## The exercise
Word for word, print each line of the listing below; pictures stay out.

______________________________

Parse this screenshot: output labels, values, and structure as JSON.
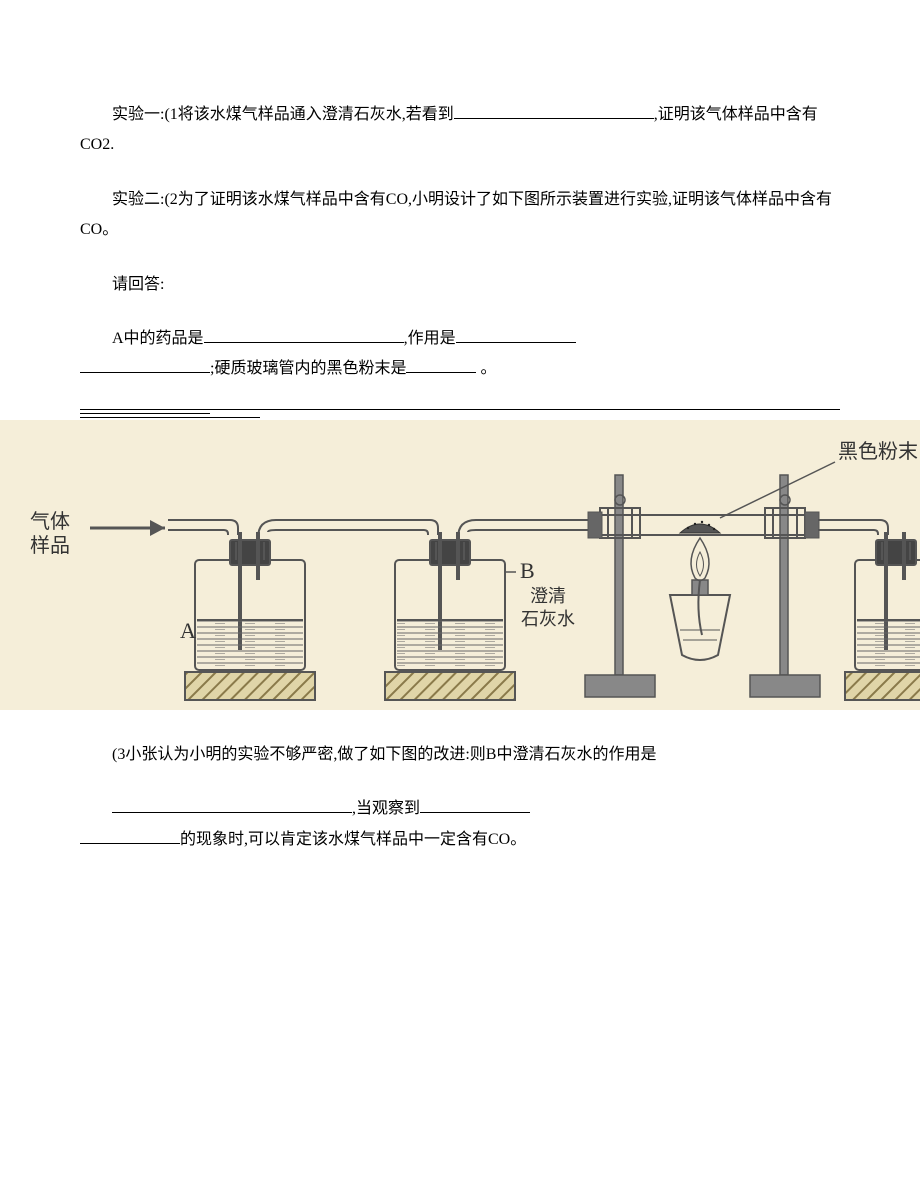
{
  "para1_a": "实验一:(1将该水煤气样品通入澄清石灰水,若看到",
  "para1_b": ",证明该气体样品中含有CO2.",
  "para2": "实验二:(2为了证明该水煤气样品中含有CO,小明设计了如下图所示装置进行实验,证明该气体样品中含有CO。",
  "para3": "请回答:",
  "para4_a": "A中的药品是",
  "para4_b": ",作用是",
  "para4_c": ";硬质玻璃管内的黑色粉末是",
  "para4_d": " 。",
  "para5": "(3小张认为小明的实验不够严密,做了如下图的改进:则B中澄清石灰水的作用是",
  "para6_a": ",当观察到",
  "para6_b": "的现象时,可以肯定该水煤气样品中一定含有CO。",
  "diagram": {
    "gas_label": "气体\n样品",
    "bottle_A": "A",
    "bottle_B1": "B",
    "bottle_B2": "澄清\n石灰水",
    "powder_label": "黑色粉末",
    "colors": {
      "background": "#f5eed9",
      "stroke": "#555555",
      "fill_light": "#e8e2d0",
      "wood": "#d4c79a"
    }
  }
}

______________________________

## Expected answer
Parse this screenshot: output labels, values, and structure as JSON.
{
  "para1_a": "实验一:(1将该水煤气样品通入澄清石灰水,若看到",
  "para1_b": ",证明该气体样品中含有CO2.",
  "para2": "实验二:(2为了证明该水煤气样品中含有CO,小明设计了如下图所示装置进行实验,证明该气体样品中含有CO。",
  "para3": "请回答:",
  "para4_a": "A中的药品是",
  "para4_b": ",作用是",
  "para4_c": ";硬质玻璃管内的黑色粉末是",
  "para4_d": " 。",
  "para5": "(3小张认为小明的实验不够严密,做了如下图的改进:则B中澄清石灰水的作用是",
  "para6_a": ",当观察到",
  "para6_b": "的现象时,可以肯定该水煤气样品中一定含有CO。",
  "diagram": {
    "gas_label": "气体\n样品",
    "bottle_A": "A",
    "bottle_B1": "B",
    "bottle_B2": "澄清\n石灰水",
    "powder_label": "黑色粉末",
    "colors": {
      "background": "#f5eed9",
      "stroke": "#555555",
      "fill_light": "#e8e2d0",
      "wood": "#d4c79a"
    }
  }
}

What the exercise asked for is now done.